→ Your task: Every record should be written out exactly, with the pictures left out.

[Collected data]
--- begin ---
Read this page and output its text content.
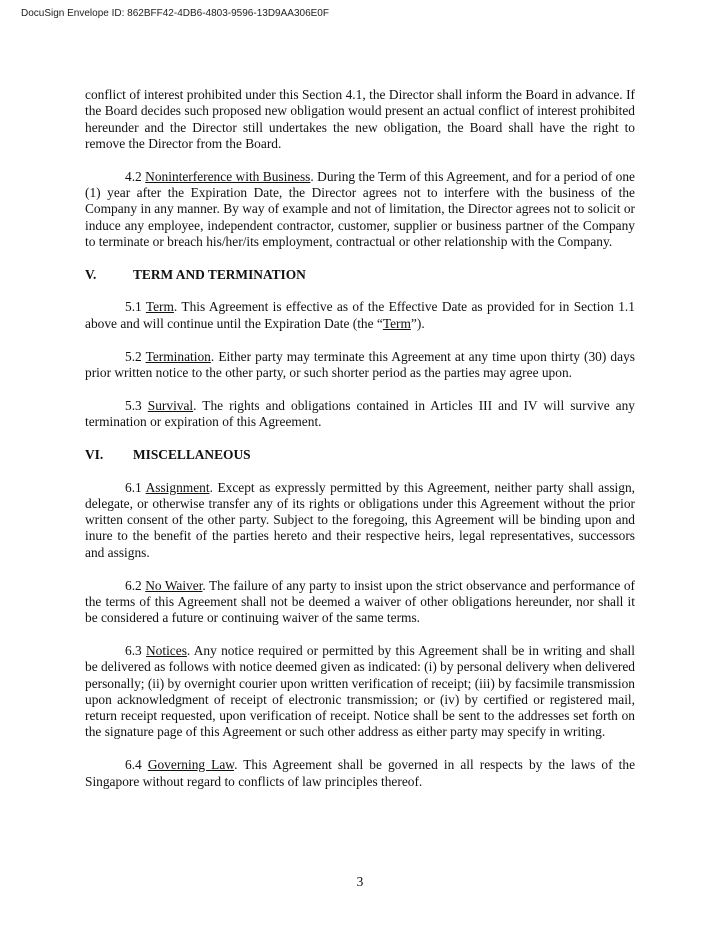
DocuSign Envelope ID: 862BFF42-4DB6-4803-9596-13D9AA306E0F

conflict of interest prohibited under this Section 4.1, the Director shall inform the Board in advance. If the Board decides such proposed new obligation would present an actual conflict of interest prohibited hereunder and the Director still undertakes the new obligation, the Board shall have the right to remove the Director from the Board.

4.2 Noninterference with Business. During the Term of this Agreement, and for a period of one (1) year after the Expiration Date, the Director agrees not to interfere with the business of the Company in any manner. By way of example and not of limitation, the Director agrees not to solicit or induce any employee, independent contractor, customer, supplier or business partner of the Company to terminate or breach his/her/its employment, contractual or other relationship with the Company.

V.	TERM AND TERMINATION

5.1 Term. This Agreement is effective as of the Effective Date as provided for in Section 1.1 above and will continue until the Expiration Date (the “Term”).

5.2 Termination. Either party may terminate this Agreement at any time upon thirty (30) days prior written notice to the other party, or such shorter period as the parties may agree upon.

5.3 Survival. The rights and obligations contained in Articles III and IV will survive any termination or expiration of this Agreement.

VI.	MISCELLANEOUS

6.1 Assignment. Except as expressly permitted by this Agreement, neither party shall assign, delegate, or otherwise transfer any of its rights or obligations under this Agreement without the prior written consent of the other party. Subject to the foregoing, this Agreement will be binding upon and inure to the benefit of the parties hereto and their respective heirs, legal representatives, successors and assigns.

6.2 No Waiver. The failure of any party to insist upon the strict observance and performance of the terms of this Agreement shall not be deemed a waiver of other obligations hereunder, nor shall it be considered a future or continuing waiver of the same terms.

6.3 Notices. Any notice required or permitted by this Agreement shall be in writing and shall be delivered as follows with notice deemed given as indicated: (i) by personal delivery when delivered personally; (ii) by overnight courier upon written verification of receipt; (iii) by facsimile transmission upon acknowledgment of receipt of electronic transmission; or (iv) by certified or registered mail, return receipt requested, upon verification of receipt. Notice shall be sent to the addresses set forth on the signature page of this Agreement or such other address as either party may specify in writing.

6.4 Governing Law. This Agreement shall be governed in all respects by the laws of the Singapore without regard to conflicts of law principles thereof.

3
--- end ---
→ The answer:
Read this page and output its text content.
DocuSign Envelope ID: 862BFF42-4DB6-4803-9596-13D9AA306E0F

conflict of interest prohibited under this Section 4.1, the Director shall inform the Board in advance. If the Board decides such proposed new obligation would present an actual conflict of interest prohibited hereunder and the Director still undertakes the new obligation, the Board shall have the right to remove the Director from the Board.

4.2 Noninterference with Business. During the Term of this Agreement, and for a period of one (1) year after the Expiration Date, the Director agrees not to interfere with the business of the Company in any manner. By way of example and not of limitation, the Director agrees not to solicit or induce any employee, independent contractor, customer, supplier or business partner of the Company to terminate or breach his/her/its employment, contractual or other relationship with the Company.

V.	TERM AND TERMINATION

5.1 Term. This Agreement is effective as of the Effective Date as provided for in Section 1.1 above and will continue until the Expiration Date (the “Term”).

5.2 Termination. Either party may terminate this Agreement at any time upon thirty (30) days prior written notice to the other party, or such shorter period as the parties may agree upon.

5.3 Survival. The rights and obligations contained in Articles III and IV will survive any termination or expiration of this Agreement.

VI.	MISCELLANEOUS

6.1 Assignment. Except as expressly permitted by this Agreement, neither party shall assign, delegate, or otherwise transfer any of its rights or obligations under this Agreement without the prior written consent of the other party. Subject to the foregoing, this Agreement will be binding upon and inure to the benefit of the parties hereto and their respective heirs, legal representatives, successors and assigns.

6.2 No Waiver. The failure of any party to insist upon the strict observance and performance of the terms of this Agreement shall not be deemed a waiver of other obligations hereunder, nor shall it be considered a future or continuing waiver of the same terms.

6.3 Notices. Any notice required or permitted by this Agreement shall be in writing and shall be delivered as follows with notice deemed given as indicated: (i) by personal delivery when delivered personally; (ii) by overnight courier upon written verification of receipt; (iii) by facsimile transmission upon acknowledgment of receipt of electronic transmission; or (iv) by certified or registered mail, return receipt requested, upon verification of receipt. Notice shall be sent to the addresses set forth on the signature page of this Agreement or such other address as either party may specify in writing.

6.4 Governing Law. This Agreement shall be governed in all respects by the laws of the Singapore without regard to conflicts of law principles thereof.

3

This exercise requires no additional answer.